REQUIRED WORK =>
Output only the lines that run from the line holding "Give me the" to the end of the entries, both ends included, and skip the pictures.

EXTRACTED ENTRIES =>
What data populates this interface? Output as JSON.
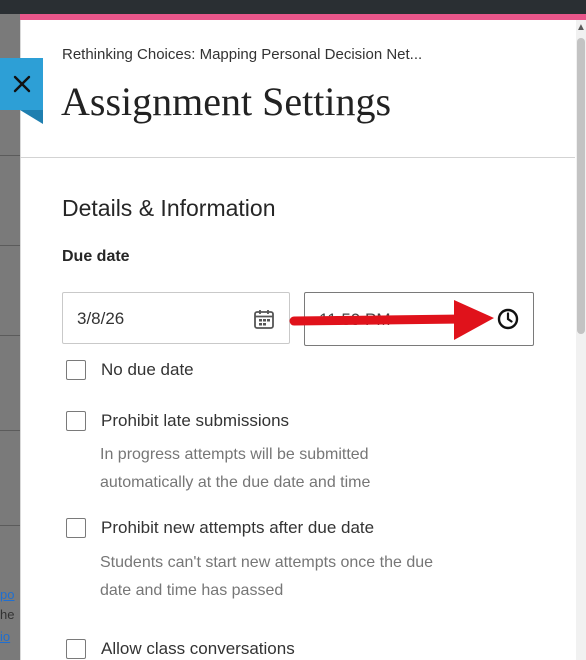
{
  "breadcrumb": "Rethinking Choices: Mapping Personal Decision Net...",
  "title": "Assignment Settings",
  "close_icon": "close-icon",
  "section_heading": "Details & Information",
  "due_date": {
    "label": "Due date",
    "date_value": "3/8/26",
    "date_icon": "calendar-icon",
    "time_value": "11:59 PM",
    "time_icon": "clock-icon"
  },
  "options": [
    {
      "label": "No due date",
      "checked": false
    },
    {
      "label": "Prohibit late submissions",
      "checked": false,
      "help": [
        "In progress attempts will be submitted",
        "automatically at the due date and time"
      ]
    },
    {
      "label": "Prohibit new attempts after due date",
      "checked": false,
      "help": [
        "Students can't start new attempts once the due",
        "date and time has passed"
      ]
    },
    {
      "label": "Allow class conversations",
      "checked": false
    }
  ],
  "colors": {
    "accent_pink": "#e8568a",
    "close_tab": "#2d9fd6",
    "annotation_red": "#e0121b"
  }
}
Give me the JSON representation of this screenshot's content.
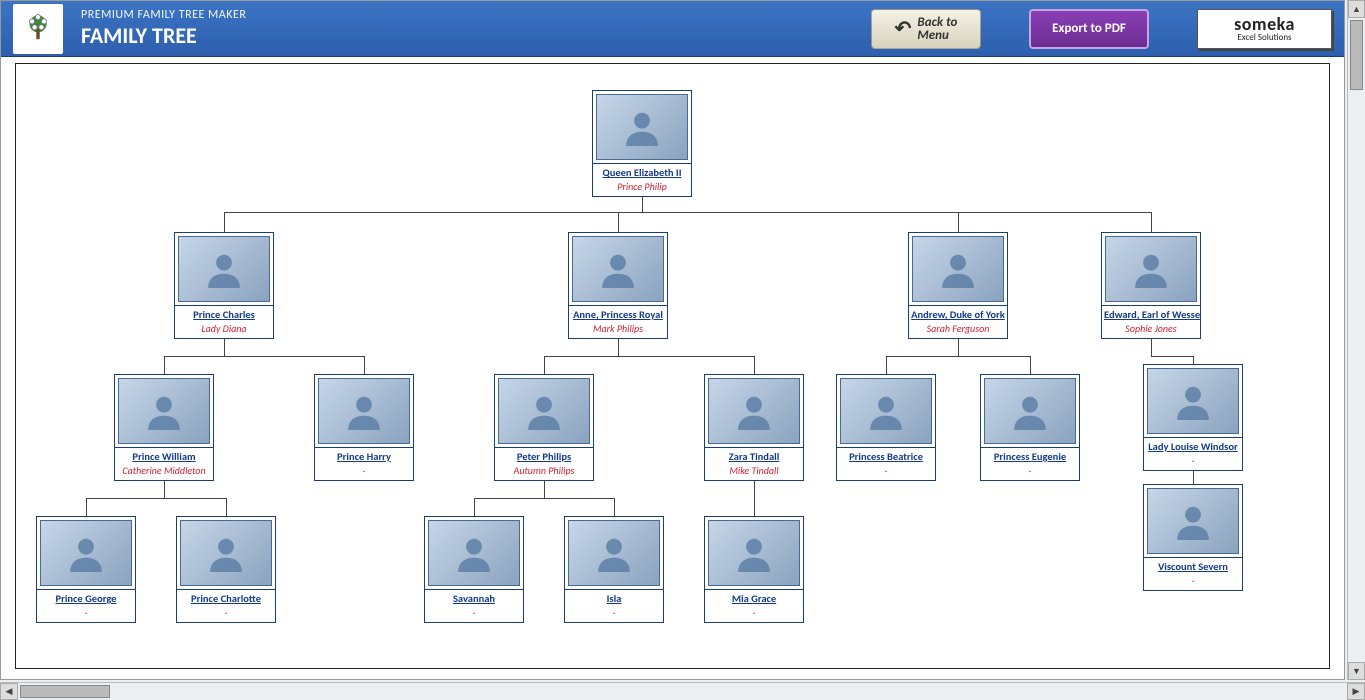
{
  "header": {
    "subtitle": "PREMIUM FAMILY TREE MAKER",
    "title": "FAMILY TREE",
    "back_to_menu_line1": "Back to",
    "back_to_menu_line2": "Menu",
    "export_label": "Export to PDF",
    "brand_name": "someka",
    "brand_tag": "Excel Solutions"
  },
  "people": {
    "root": {
      "name": "Queen Elizabeth II",
      "spouse": "Prince Philip"
    },
    "charles": {
      "name": "Prince Charles",
      "spouse": "Lady Diana"
    },
    "anne": {
      "name": "Anne, Princess Royal",
      "spouse": "Mark Philips"
    },
    "andrew": {
      "name": "Andrew, Duke of York",
      "spouse": "Sarah Ferguson"
    },
    "edward": {
      "name": "Edward, Earl of Wessex",
      "spouse": "Sophie Jones"
    },
    "william": {
      "name": "Prince William",
      "spouse": "Catherine Middleton"
    },
    "harry": {
      "name": "Prince Harry",
      "spouse": "-"
    },
    "peter": {
      "name": "Peter Philips",
      "spouse": "Autumn Philips"
    },
    "zara": {
      "name": "Zara Tindall",
      "spouse": "Mike Tindall"
    },
    "beatrice": {
      "name": "Princess Beatrice",
      "spouse": "-"
    },
    "eugenie": {
      "name": "Princess Eugenie",
      "spouse": "-"
    },
    "louise": {
      "name": "Lady Louise Windsor",
      "spouse": "-"
    },
    "severn": {
      "name": "Viscount Severn",
      "spouse": "-"
    },
    "george": {
      "name": "Prince George",
      "spouse": "-"
    },
    "charlotte": {
      "name": "Prince Charlotte",
      "spouse": "-"
    },
    "savannah": {
      "name": "Savannah",
      "spouse": "-"
    },
    "isla": {
      "name": "Isla",
      "spouse": "-"
    },
    "mia": {
      "name": "Mia Grace",
      "spouse": "-"
    }
  }
}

TASK RESULT =>
Give me the JSON representation of this screenshot's content.
{
  "header": {
    "subtitle": "PREMIUM FAMILY TREE MAKER",
    "title": "FAMILY TREE",
    "back_to_menu_line1": "Back to",
    "back_to_menu_line2": "Menu",
    "export_label": "Export to PDF",
    "brand_name": "someka",
    "brand_tag": "Excel Solutions"
  },
  "people": {
    "root": {
      "name": "Queen Elizabeth II",
      "spouse": "Prince Philip"
    },
    "charles": {
      "name": "Prince Charles",
      "spouse": "Lady Diana"
    },
    "anne": {
      "name": "Anne, Princess Royal",
      "spouse": "Mark Philips"
    },
    "andrew": {
      "name": "Andrew, Duke of York",
      "spouse": "Sarah Ferguson"
    },
    "edward": {
      "name": "Edward, Earl of Wessex",
      "spouse": "Sophie Jones"
    },
    "william": {
      "name": "Prince William",
      "spouse": "Catherine Middleton"
    },
    "harry": {
      "name": "Prince Harry",
      "spouse": "-"
    },
    "peter": {
      "name": "Peter Philips",
      "spouse": "Autumn Philips"
    },
    "zara": {
      "name": "Zara Tindall",
      "spouse": "Mike Tindall"
    },
    "beatrice": {
      "name": "Princess Beatrice",
      "spouse": "-"
    },
    "eugenie": {
      "name": "Princess Eugenie",
      "spouse": "-"
    },
    "louise": {
      "name": "Lady Louise Windsor",
      "spouse": "-"
    },
    "severn": {
      "name": "Viscount Severn",
      "spouse": "-"
    },
    "george": {
      "name": "Prince George",
      "spouse": "-"
    },
    "charlotte": {
      "name": "Prince Charlotte",
      "spouse": "-"
    },
    "savannah": {
      "name": "Savannah",
      "spouse": "-"
    },
    "isla": {
      "name": "Isla",
      "spouse": "-"
    },
    "mia": {
      "name": "Mia Grace",
      "spouse": "-"
    }
  }
}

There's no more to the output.